## What to work on
Duplicate the lines of the listing between the line containing "What elements are" and the line containing "234, 1061, 240]", inclusive.

## Exercise data
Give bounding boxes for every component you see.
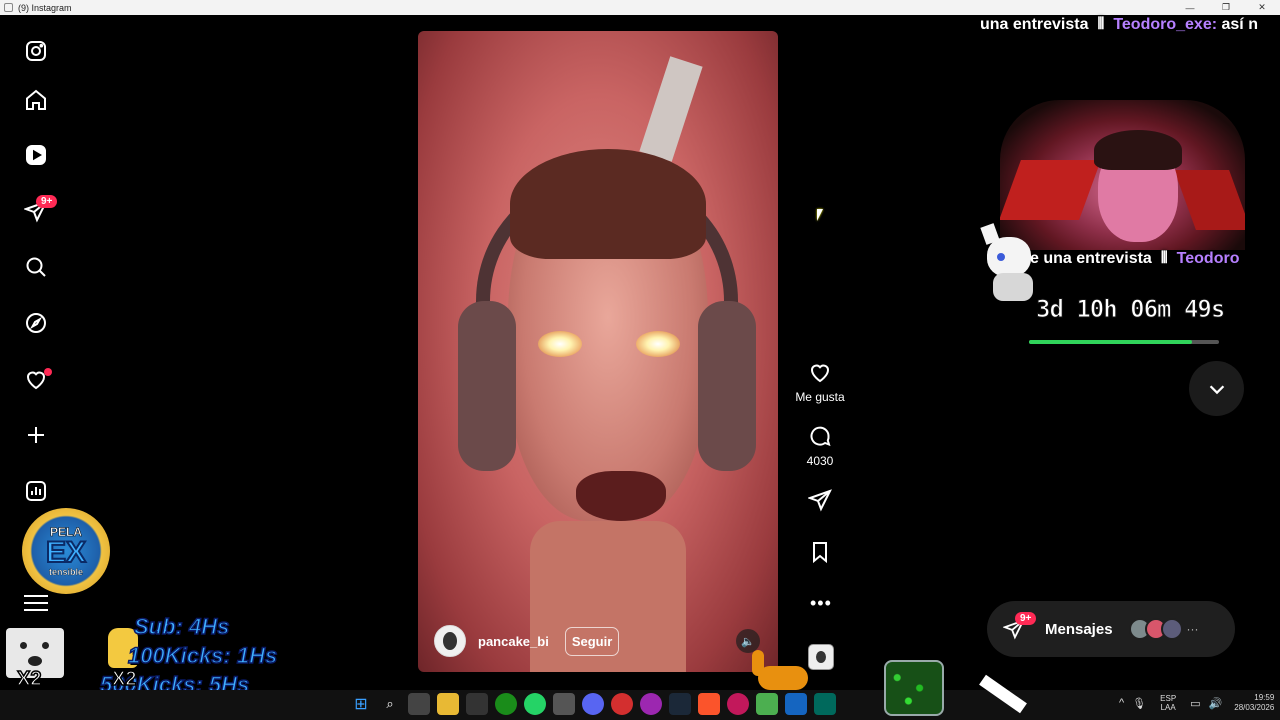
--
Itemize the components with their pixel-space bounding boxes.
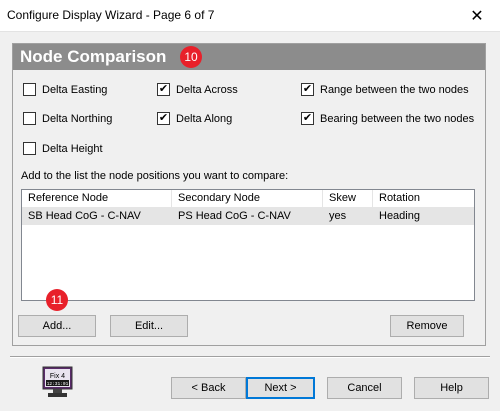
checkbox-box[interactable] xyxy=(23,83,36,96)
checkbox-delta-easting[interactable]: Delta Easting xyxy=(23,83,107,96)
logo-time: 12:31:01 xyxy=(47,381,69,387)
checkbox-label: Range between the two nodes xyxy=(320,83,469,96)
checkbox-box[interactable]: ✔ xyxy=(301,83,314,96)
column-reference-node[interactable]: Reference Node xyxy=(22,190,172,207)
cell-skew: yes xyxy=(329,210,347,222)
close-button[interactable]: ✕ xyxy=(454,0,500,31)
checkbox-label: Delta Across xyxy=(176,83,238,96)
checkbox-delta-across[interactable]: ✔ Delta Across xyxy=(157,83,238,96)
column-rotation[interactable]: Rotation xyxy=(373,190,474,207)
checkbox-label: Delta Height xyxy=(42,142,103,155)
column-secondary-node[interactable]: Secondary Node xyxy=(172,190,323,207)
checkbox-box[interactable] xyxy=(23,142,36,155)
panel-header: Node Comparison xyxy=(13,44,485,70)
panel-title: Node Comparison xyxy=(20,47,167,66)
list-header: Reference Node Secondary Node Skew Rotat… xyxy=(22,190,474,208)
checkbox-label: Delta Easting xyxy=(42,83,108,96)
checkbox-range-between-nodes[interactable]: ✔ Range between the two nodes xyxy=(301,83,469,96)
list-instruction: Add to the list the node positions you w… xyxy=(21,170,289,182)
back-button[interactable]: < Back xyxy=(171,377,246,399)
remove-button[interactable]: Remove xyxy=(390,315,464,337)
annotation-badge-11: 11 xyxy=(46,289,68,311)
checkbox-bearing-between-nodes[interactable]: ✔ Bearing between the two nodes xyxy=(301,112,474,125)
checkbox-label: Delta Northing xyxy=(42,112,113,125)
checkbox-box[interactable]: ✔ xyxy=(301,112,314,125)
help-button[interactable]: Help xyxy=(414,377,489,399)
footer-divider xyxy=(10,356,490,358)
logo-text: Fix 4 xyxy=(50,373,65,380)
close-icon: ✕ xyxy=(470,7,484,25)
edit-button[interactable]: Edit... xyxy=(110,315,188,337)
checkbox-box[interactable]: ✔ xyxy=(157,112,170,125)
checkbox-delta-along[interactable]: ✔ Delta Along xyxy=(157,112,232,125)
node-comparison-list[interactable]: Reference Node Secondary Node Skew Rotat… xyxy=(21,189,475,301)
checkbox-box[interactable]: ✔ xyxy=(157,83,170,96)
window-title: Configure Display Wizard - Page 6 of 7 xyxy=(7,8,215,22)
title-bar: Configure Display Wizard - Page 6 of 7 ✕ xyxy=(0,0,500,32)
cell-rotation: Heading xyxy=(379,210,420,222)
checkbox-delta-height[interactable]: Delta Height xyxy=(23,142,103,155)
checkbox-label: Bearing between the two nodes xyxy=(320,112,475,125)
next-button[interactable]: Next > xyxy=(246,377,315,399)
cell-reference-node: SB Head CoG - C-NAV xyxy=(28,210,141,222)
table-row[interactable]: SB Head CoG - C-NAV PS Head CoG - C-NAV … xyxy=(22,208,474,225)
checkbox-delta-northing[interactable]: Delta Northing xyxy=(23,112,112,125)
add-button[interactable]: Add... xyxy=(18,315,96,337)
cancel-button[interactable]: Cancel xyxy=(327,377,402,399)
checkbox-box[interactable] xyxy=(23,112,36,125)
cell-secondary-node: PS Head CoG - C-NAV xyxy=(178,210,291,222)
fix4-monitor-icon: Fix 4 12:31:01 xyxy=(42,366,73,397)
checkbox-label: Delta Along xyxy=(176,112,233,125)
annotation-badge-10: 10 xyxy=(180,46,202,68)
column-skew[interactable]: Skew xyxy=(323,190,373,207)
...
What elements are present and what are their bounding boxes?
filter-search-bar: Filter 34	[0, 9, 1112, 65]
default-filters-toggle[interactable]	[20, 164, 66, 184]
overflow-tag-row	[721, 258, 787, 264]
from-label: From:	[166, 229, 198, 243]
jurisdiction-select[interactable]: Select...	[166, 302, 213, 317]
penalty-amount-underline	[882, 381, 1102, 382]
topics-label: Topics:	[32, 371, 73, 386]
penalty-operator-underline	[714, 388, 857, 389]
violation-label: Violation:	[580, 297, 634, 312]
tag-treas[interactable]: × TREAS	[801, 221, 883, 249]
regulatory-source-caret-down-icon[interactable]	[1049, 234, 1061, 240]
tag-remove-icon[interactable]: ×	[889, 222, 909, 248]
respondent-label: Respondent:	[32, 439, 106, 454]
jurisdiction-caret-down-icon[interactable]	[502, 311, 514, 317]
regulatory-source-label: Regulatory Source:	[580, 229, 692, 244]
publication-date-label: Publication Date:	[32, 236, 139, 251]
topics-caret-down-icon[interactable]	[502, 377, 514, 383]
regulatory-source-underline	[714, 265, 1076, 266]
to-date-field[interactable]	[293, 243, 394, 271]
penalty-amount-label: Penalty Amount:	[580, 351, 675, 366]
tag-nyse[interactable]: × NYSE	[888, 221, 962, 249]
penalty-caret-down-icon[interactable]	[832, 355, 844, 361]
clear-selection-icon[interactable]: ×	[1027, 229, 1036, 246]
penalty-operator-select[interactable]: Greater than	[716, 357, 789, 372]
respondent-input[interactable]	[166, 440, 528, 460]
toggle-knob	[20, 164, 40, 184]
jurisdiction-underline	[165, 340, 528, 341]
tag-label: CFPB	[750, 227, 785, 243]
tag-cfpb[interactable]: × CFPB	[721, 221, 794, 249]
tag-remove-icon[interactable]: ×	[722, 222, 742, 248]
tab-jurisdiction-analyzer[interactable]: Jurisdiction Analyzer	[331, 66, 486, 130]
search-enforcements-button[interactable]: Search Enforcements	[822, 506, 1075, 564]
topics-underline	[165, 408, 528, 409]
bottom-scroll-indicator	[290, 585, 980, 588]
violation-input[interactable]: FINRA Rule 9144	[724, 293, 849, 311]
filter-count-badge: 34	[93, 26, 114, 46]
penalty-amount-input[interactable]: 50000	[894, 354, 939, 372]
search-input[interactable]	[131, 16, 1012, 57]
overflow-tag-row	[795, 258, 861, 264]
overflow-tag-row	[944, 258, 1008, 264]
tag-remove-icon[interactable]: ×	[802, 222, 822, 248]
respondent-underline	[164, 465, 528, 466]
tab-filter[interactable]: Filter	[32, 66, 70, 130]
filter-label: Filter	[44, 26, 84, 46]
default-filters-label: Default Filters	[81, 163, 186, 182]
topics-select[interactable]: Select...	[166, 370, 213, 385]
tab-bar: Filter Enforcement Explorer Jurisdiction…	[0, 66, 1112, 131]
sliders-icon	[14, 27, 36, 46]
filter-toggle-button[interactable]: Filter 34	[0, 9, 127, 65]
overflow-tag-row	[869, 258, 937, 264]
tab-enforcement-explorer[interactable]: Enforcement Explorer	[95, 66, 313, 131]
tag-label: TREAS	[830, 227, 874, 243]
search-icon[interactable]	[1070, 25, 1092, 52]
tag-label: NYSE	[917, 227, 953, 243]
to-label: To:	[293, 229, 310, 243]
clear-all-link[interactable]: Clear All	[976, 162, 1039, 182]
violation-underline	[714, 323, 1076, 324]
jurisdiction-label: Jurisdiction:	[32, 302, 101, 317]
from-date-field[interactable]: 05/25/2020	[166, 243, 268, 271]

## Response
What elements are present and what are their bounding boxes?
filter-search-bar: Filter 34	[0, 9, 1112, 65]
default-filters-toggle[interactable]	[20, 164, 66, 184]
overflow-tag-row	[721, 258, 787, 264]
from-label: From:	[166, 229, 198, 243]
jurisdiction-select[interactable]: Select...	[166, 302, 213, 317]
penalty-amount-underline	[882, 381, 1102, 382]
topics-label: Topics:	[32, 371, 73, 386]
penalty-operator-underline	[714, 388, 857, 389]
violation-label: Violation:	[580, 297, 634, 312]
tag-treas[interactable]: × TREAS	[801, 221, 883, 249]
regulatory-source-caret-down-icon[interactable]	[1049, 234, 1061, 240]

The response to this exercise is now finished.